* [REQUIRED WORK] Set out every line of the data below as a numbered list, skipping blank lines and leaving out the pictures.

- - - -

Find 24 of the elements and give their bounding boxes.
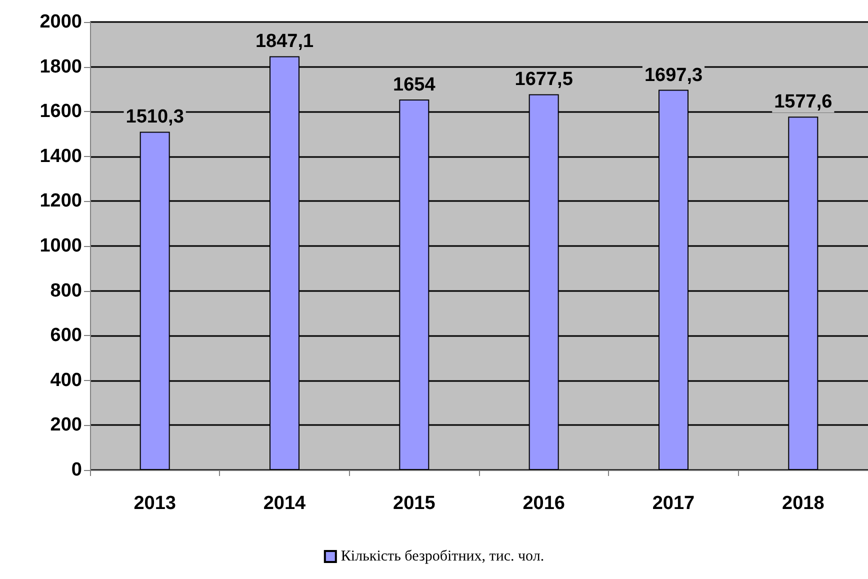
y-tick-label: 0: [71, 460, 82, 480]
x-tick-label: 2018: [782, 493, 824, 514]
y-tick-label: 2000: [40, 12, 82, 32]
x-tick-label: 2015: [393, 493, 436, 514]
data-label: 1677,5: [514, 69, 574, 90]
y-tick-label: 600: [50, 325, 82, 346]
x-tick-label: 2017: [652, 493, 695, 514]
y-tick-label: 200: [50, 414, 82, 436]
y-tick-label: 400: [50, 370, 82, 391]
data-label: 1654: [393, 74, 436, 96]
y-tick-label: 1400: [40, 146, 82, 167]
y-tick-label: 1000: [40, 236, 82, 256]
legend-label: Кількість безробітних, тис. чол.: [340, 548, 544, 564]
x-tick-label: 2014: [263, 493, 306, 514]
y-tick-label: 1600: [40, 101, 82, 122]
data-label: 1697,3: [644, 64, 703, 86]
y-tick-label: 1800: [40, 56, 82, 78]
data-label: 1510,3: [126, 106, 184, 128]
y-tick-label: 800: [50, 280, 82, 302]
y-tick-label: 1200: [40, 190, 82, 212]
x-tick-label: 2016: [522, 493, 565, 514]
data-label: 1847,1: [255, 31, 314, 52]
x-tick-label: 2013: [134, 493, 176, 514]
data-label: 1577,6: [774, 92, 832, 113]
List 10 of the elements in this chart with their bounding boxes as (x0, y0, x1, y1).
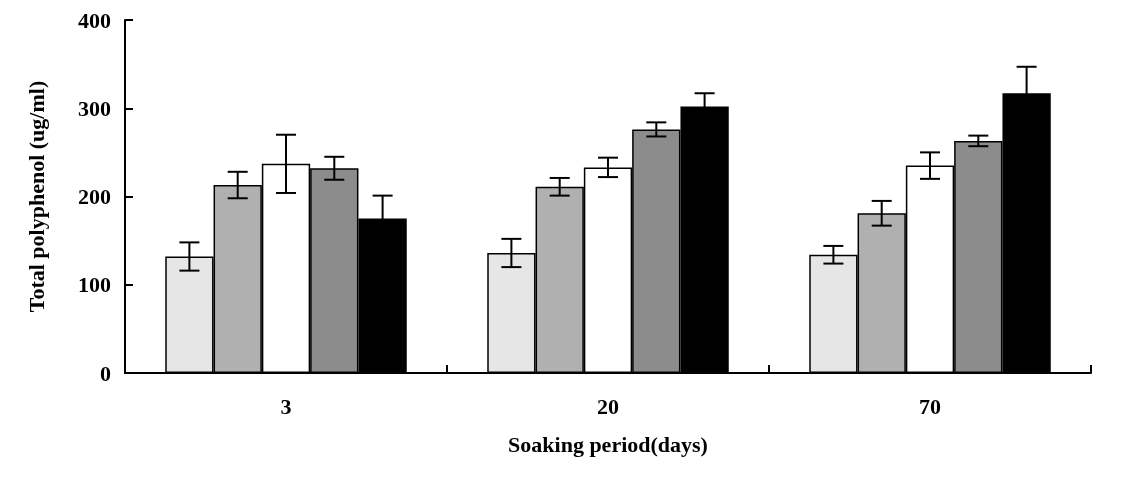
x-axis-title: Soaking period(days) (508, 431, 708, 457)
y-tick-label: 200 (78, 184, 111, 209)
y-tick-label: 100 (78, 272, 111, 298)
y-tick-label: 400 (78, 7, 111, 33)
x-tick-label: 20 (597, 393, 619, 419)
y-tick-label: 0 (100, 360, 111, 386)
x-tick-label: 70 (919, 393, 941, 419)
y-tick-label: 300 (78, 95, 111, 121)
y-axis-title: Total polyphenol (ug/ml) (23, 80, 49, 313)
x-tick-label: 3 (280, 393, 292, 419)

- - - -

* [SOLUTION FOR THIS EXERCISE]
1. Find 24 of the elements and give their bounding boxes.
2. y-tick-label: 0: [71, 460, 82, 480]
3. x-tick-label: 2018: [782, 493, 824, 514]
4. y-tick-label: 2000: [40, 12, 82, 32]
5. x-tick-label: 2015: [393, 493, 436, 514]
6. data-label: 1677,5: [514, 69, 574, 90]
7. y-tick-label: 600: [50, 325, 82, 346]
8. x-tick-label: 2017: [652, 493, 695, 514]
9. y-tick-label: 200: [50, 414, 82, 436]
10. y-tick-label: 400: [50, 370, 82, 391]
11. data-label: 1654: [393, 74, 436, 96]
12. y-tick-label: 1400: [40, 146, 82, 167]
13. y-tick-label: 1000: [40, 236, 82, 256]
14. legend-label: Кількість безробітних, тис. чол.: [340, 548, 544, 564]
15. x-tick-label: 2014: [263, 493, 306, 514]
16. y-tick-label: 1600: [40, 101, 82, 122]
17. data-label: 1697,3: [644, 64, 703, 86]
18. y-tick-label: 1800: [40, 56, 82, 78]
19. data-label: 1510,3: [126, 106, 184, 128]
20. y-tick-label: 800: [50, 280, 82, 302]
21. y-tick-label: 1200: [40, 190, 82, 212]
22. x-tick-label: 2016: [522, 493, 565, 514]
23. data-label: 1847,1: [255, 31, 314, 52]
24. x-tick-label: 2013: [134, 493, 176, 514]
25. data-label: 1577,6: [774, 92, 832, 113]
26. List 10 of the elements in this chart with their bounding boxes as (x0, y0, x1, y1).
27. x-axis-title: Soaking period(days) (508, 431, 708, 457)
28. y-tick-label: 200 (78, 184, 111, 209)
29. y-tick-label: 100 (78, 272, 111, 298)
30. y-tick-label: 400 (78, 7, 111, 33)
31. x-tick-label: 20 (597, 393, 619, 419)
32. y-tick-label: 0 (100, 360, 111, 386)
33. x-tick-label: 70 (919, 393, 941, 419)
34. y-tick-label: 300 (78, 95, 111, 121)
35. y-axis-title: Total polyphenol (ug/ml) (23, 80, 49, 313)
36. x-tick-label: 3 (280, 393, 292, 419)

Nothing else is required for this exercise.